Information provided
------------------------------------------------------------------------
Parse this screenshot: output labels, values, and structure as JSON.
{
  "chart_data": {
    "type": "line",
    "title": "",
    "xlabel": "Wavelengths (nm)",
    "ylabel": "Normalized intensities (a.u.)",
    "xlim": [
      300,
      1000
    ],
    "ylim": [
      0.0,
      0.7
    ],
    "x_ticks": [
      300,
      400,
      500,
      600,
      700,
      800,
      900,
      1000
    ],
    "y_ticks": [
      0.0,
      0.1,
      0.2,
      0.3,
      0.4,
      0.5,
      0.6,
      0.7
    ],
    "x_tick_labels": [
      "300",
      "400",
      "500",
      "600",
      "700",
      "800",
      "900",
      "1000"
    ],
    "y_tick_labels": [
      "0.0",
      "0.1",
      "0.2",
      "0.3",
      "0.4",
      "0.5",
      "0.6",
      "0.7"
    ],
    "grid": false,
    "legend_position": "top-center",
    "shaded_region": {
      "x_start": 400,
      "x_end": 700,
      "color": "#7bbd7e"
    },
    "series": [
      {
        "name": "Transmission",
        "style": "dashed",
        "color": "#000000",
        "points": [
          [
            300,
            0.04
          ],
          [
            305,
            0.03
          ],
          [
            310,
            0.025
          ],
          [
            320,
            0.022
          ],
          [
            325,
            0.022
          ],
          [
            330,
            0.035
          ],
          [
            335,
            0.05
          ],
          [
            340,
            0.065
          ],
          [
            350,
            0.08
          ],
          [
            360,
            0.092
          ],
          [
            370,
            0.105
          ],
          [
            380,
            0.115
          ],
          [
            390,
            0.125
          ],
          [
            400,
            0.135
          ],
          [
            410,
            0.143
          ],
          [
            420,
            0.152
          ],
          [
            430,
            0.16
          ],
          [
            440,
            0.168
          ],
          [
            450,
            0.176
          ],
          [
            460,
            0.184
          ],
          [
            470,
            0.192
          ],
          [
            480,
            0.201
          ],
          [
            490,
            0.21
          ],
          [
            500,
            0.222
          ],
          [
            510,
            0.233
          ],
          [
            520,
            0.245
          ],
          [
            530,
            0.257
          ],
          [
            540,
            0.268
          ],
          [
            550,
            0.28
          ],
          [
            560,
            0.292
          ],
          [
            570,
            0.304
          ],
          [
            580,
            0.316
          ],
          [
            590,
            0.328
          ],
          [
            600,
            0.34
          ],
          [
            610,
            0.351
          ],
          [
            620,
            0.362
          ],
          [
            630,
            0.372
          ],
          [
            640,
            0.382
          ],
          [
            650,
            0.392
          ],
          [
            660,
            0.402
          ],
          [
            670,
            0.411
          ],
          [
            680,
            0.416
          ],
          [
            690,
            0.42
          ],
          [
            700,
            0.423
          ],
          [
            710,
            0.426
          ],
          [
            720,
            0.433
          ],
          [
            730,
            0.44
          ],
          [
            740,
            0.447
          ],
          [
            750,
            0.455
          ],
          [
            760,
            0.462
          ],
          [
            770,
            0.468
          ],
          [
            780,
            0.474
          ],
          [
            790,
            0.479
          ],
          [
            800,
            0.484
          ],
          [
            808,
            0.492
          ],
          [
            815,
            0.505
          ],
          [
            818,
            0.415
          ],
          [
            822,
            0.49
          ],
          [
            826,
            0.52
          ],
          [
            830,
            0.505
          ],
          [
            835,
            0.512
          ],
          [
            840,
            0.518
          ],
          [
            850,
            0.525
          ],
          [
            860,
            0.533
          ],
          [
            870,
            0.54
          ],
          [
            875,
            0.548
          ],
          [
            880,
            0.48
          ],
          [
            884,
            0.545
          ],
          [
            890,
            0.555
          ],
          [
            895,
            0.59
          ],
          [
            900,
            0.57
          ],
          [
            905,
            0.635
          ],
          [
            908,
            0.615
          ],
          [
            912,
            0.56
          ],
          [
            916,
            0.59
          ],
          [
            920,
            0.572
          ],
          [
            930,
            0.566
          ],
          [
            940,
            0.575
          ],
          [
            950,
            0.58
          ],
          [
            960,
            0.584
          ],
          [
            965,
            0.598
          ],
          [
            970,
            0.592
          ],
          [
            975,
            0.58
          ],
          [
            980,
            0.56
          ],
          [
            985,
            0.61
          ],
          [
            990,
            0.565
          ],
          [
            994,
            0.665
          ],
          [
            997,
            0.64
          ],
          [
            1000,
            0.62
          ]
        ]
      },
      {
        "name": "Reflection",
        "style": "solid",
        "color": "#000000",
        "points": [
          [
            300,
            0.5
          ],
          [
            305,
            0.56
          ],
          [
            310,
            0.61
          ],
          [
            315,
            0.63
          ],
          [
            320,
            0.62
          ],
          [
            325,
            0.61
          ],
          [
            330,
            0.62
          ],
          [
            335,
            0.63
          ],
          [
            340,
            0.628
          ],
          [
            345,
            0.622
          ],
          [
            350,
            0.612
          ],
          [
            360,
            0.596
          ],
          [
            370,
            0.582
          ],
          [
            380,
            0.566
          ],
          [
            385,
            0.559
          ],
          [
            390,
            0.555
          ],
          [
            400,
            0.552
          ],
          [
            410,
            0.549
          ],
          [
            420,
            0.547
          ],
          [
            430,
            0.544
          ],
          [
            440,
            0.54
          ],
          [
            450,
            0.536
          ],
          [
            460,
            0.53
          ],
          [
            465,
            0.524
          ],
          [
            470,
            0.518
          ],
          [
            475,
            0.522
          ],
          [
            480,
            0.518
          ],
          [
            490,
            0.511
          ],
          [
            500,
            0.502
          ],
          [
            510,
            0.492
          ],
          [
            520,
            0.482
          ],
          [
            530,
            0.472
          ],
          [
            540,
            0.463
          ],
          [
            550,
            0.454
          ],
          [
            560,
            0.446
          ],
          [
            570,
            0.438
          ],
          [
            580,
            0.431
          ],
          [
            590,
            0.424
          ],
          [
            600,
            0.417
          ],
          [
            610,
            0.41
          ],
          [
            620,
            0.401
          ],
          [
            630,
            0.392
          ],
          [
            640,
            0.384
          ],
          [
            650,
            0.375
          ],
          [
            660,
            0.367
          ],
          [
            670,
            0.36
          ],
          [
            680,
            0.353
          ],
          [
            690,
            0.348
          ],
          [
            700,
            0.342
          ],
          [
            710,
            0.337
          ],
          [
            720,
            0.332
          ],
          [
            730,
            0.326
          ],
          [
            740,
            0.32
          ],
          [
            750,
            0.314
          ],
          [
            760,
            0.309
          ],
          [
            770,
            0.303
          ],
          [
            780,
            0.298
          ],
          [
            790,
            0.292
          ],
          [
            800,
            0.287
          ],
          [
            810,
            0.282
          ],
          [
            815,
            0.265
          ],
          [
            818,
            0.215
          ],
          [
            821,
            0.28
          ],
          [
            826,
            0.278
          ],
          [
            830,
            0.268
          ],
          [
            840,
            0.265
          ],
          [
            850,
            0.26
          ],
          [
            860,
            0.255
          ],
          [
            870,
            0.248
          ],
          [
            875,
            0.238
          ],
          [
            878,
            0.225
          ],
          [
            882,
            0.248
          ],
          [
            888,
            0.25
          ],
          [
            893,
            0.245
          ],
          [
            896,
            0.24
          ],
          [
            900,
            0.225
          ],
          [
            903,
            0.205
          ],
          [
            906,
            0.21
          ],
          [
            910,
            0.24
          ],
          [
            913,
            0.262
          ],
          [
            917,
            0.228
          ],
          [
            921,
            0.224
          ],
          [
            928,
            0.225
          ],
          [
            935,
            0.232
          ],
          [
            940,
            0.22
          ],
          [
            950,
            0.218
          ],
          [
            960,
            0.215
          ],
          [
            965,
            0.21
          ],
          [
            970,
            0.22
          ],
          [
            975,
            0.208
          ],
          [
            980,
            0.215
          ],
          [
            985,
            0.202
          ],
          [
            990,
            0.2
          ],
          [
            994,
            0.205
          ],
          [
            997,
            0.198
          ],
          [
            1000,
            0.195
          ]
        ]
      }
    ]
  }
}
------------------------------------------------------------------------
Task to carry out
Tally the lines in this data that hold the word "name" and state only the count.

Result of the task
2